• Set exercise: Write out the data again in full, exactly as it reads.

Chart and figure data
◆ ◆ ◆ ◆ ◆

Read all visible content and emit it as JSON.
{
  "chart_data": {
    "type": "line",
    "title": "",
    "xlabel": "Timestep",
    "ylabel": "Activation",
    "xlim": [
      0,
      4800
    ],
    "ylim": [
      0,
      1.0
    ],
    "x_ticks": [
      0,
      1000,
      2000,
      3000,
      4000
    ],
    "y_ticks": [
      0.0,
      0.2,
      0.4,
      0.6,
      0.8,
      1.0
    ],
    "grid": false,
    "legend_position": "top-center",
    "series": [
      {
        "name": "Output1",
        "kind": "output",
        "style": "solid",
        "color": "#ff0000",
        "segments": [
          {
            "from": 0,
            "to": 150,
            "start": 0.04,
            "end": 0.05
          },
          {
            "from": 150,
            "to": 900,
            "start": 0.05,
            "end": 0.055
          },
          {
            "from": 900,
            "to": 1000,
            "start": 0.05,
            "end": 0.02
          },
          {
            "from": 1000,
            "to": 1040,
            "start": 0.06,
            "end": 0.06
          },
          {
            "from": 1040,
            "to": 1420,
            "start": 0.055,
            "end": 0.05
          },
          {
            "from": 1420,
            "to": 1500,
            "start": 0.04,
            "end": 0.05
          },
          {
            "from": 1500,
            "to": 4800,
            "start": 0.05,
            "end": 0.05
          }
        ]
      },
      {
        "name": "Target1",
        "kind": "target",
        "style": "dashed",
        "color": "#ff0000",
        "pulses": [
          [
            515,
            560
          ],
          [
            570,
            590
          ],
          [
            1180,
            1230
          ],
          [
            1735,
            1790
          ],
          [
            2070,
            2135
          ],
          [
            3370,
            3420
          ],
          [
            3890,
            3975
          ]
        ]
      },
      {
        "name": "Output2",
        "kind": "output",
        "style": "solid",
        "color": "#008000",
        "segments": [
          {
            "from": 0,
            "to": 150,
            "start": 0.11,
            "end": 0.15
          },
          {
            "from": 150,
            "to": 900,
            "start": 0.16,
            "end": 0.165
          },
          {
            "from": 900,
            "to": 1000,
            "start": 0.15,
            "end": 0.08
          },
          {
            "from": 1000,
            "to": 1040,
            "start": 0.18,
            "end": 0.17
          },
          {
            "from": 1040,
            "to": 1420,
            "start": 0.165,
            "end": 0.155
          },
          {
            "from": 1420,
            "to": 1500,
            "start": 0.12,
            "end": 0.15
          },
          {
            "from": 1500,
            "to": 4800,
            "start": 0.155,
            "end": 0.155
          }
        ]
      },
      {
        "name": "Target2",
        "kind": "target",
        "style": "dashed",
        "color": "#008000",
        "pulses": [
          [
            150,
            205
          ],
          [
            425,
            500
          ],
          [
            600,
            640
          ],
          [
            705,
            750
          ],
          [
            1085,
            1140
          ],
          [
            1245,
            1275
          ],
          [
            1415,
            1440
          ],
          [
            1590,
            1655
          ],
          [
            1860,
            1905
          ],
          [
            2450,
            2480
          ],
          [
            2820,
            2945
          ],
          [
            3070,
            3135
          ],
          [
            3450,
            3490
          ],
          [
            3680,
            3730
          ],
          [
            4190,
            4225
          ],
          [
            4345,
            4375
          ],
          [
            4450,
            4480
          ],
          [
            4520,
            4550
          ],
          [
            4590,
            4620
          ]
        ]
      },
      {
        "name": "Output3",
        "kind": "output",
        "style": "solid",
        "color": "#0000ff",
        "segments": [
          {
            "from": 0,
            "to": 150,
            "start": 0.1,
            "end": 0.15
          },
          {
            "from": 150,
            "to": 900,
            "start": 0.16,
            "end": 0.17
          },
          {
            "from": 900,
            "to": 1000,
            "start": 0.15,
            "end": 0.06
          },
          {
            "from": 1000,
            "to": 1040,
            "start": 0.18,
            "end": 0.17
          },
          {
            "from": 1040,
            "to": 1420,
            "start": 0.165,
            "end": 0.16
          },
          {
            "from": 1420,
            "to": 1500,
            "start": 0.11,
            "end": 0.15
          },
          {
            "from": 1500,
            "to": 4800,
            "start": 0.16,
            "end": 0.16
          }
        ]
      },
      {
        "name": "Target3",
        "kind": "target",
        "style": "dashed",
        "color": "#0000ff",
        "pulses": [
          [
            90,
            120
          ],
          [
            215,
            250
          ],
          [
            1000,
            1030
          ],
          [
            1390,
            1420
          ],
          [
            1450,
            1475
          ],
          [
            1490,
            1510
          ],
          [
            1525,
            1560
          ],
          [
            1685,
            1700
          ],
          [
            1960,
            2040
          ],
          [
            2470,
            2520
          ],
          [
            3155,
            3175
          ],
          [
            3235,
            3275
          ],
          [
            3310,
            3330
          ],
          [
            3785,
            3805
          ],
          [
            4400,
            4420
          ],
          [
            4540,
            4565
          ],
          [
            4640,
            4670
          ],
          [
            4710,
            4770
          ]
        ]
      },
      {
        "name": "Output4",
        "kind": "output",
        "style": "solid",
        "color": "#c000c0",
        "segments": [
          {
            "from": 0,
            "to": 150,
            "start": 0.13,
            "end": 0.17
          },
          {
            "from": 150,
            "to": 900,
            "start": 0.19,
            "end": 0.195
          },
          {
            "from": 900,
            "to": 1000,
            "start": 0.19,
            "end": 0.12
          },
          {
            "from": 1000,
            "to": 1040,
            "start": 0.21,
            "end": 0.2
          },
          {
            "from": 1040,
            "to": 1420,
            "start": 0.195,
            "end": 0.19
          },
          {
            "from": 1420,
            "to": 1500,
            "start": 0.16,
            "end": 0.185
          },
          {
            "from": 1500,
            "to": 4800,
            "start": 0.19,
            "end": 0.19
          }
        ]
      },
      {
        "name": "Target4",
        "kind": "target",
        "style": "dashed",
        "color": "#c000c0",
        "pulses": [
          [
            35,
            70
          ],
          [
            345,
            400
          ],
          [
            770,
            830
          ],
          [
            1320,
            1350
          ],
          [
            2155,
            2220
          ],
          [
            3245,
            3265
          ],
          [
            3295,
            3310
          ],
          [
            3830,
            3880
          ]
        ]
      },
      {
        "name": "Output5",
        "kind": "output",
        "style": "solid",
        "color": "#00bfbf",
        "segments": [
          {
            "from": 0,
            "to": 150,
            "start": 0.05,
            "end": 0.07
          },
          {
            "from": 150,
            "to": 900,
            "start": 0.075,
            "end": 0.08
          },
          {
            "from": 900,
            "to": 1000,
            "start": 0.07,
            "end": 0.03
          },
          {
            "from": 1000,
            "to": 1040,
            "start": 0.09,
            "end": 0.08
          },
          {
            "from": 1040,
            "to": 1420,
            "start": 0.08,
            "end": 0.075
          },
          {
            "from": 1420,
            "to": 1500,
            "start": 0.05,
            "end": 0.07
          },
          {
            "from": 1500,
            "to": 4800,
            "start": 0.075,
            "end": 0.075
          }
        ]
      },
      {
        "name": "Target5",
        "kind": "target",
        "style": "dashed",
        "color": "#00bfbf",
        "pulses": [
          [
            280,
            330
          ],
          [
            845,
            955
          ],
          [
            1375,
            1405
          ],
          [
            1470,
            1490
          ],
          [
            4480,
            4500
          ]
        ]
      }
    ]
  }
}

◆ ◆ ◆ ◆ ◆

• Answer to this task:
Read all visible content and emit it as JSON.
{
  "chart_data": {
    "type": "line",
    "title": "",
    "xlabel": "Timestep",
    "ylabel": "Activation",
    "xlim": [
      0,
      4800
    ],
    "ylim": [
      0,
      1.0
    ],
    "x_ticks": [
      0,
      1000,
      2000,
      3000,
      4000
    ],
    "y_ticks": [
      0.0,
      0.2,
      0.4,
      0.6,
      0.8,
      1.0
    ],
    "grid": false,
    "legend_position": "top-center",
    "series": [
      {
        "name": "Output1",
        "kind": "output",
        "style": "solid",
        "color": "#ff0000",
        "segments": [
          {
            "from": 0,
            "to": 150,
            "start": 0.04,
            "end": 0.05
          },
          {
            "from": 150,
            "to": 900,
            "start": 0.05,
            "end": 0.055
          },
          {
            "from": 900,
            "to": 1000,
            "start": 0.05,
            "end": 0.02
          },
          {
            "from": 1000,
            "to": 1040,
            "start": 0.06,
            "end": 0.06
          },
          {
            "from": 1040,
            "to": 1420,
            "start": 0.055,
            "end": 0.05
          },
          {
            "from": 1420,
            "to": 1500,
            "start": 0.04,
            "end": 0.05
          },
          {
            "from": 1500,
            "to": 4800,
            "start": 0.05,
            "end": 0.05
          }
        ]
      },
      {
        "name": "Target1",
        "kind": "target",
        "style": "dashed",
        "color": "#ff0000",
        "pulses": [
          [
            515,
            560
          ],
          [
            570,
            590
          ],
          [
            1180,
            1230
          ],
          [
            1735,
            1790
          ],
          [
            2070,
            2135
          ],
          [
            3370,
            3420
          ],
          [
            3890,
            3975
          ]
        ]
      },
      {
        "name": "Output2",
        "kind": "output",
        "style": "solid",
        "color": "#008000",
        "segments": [
          {
            "from": 0,
            "to": 150,
            "start": 0.11,
            "end": 0.15
          },
          {
            "from": 150,
            "to": 900,
            "start": 0.16,
            "end": 0.165
          },
          {
            "from": 900,
            "to": 1000,
            "start": 0.15,
            "end": 0.08
          },
          {
            "from": 1000,
            "to": 1040,
            "start": 0.18,
            "end": 0.17
          },
          {
            "from": 1040,
            "to": 1420,
            "start": 0.165,
            "end": 0.155
          },
          {
            "from": 1420,
            "to": 1500,
            "start": 0.12,
            "end": 0.15
          },
          {
            "from": 1500,
            "to": 4800,
            "start": 0.155,
            "end": 0.155
          }
        ]
      },
      {
        "name": "Target2",
        "kind": "target",
        "style": "dashed",
        "color": "#008000",
        "pulses": [
          [
            150,
            205
          ],
          [
            425,
            500
          ],
          [
            600,
            640
          ],
          [
            705,
            750
          ],
          [
            1085,
            1140
          ],
          [
            1245,
            1275
          ],
          [
            1415,
            1440
          ],
          [
            1590,
            1655
          ],
          [
            1860,
            1905
          ],
          [
            2450,
            2480
          ],
          [
            2820,
            2945
          ],
          [
            3070,
            3135
          ],
          [
            3450,
            3490
          ],
          [
            3680,
            3730
          ],
          [
            4190,
            4225
          ],
          [
            4345,
            4375
          ],
          [
            4450,
            4480
          ],
          [
            4520,
            4550
          ],
          [
            4590,
            4620
          ]
        ]
      },
      {
        "name": "Output3",
        "kind": "output",
        "style": "solid",
        "color": "#0000ff",
        "segments": [
          {
            "from": 0,
            "to": 150,
            "start": 0.1,
            "end": 0.15
          },
          {
            "from": 150,
            "to": 900,
            "start": 0.16,
            "end": 0.17
          },
          {
            "from": 900,
            "to": 1000,
            "start": 0.15,
            "end": 0.06
          },
          {
            "from": 1000,
            "to": 1040,
            "start": 0.18,
            "end": 0.17
          },
          {
            "from": 1040,
            "to": 1420,
            "start": 0.165,
            "end": 0.16
          },
          {
            "from": 1420,
            "to": 1500,
            "start": 0.11,
            "end": 0.15
          },
          {
            "from": 1500,
            "to": 4800,
            "start": 0.16,
            "end": 0.16
          }
        ]
      },
      {
        "name": "Target3",
        "kind": "target",
        "style": "dashed",
        "color": "#0000ff",
        "pulses": [
          [
            90,
            120
          ],
          [
            215,
            250
          ],
          [
            1000,
            1030
          ],
          [
            1390,
            1420
          ],
          [
            1450,
            1475
          ],
          [
            1490,
            1510
          ],
          [
            1525,
            1560
          ],
          [
            1685,
            1700
          ],
          [
            1960,
            2040
          ],
          [
            2470,
            2520
          ],
          [
            3155,
            3175
          ],
          [
            3235,
            3275
          ],
          [
            3310,
            3330
          ],
          [
            3785,
            3805
          ],
          [
            4400,
            4420
          ],
          [
            4540,
            4565
          ],
          [
            4640,
            4670
          ],
          [
            4710,
            4770
          ]
        ]
      },
      {
        "name": "Output4",
        "kind": "output",
        "style": "solid",
        "color": "#c000c0",
        "segments": [
          {
            "from": 0,
            "to": 150,
            "start": 0.13,
            "end": 0.17
          },
          {
            "from": 150,
            "to": 900,
            "start": 0.19,
            "end": 0.195
          },
          {
            "from": 900,
            "to": 1000,
            "start": 0.19,
            "end": 0.12
          },
          {
            "from": 1000,
            "to": 1040,
            "start": 0.21,
            "end": 0.2
          },
          {
            "from": 1040,
            "to": 1420,
            "start": 0.195,
            "end": 0.19
          },
          {
            "from": 1420,
            "to": 1500,
            "start": 0.16,
            "end": 0.185
          },
          {
            "from": 1500,
            "to": 4800,
            "start": 0.19,
            "end": 0.19
          }
        ]
      },
      {
        "name": "Target4",
        "kind": "target",
        "style": "dashed",
        "color": "#c000c0",
        "pulses": [
          [
            35,
            70
          ],
          [
            345,
            400
          ],
          [
            770,
            830
          ],
          [
            1320,
            1350
          ],
          [
            2155,
            2220
          ],
          [
            3245,
            3265
          ],
          [
            3295,
            3310
          ],
          [
            3830,
            3880
          ]
        ]
      },
      {
        "name": "Output5",
        "kind": "output",
        "style": "solid",
        "color": "#00bfbf",
        "segments": [
          {
            "from": 0,
            "to": 150,
            "start": 0.05,
            "end": 0.07
          },
          {
            "from": 150,
            "to": 900,
            "start": 0.075,
            "end": 0.08
          },
          {
            "from": 900,
            "to": 1000,
            "start": 0.07,
            "end": 0.03
          },
          {
            "from": 1000,
            "to": 1040,
            "start": 0.09,
            "end": 0.08
          },
          {
            "from": 1040,
            "to": 1420,
            "start": 0.08,
            "end": 0.075
          },
          {
            "from": 1420,
            "to": 1500,
            "start": 0.05,
            "end": 0.07
          },
          {
            "from": 1500,
            "to": 4800,
            "start": 0.075,
            "end": 0.075
          }
        ]
      },
      {
        "name": "Target5",
        "kind": "target",
        "style": "dashed",
        "color": "#00bfbf",
        "pulses": [
          [
            280,
            330
          ],
          [
            845,
            955
          ],
          [
            1375,
            1405
          ],
          [
            1470,
            1490
          ],
          [
            4480,
            4500
          ]
        ]
      }
    ]
  }
}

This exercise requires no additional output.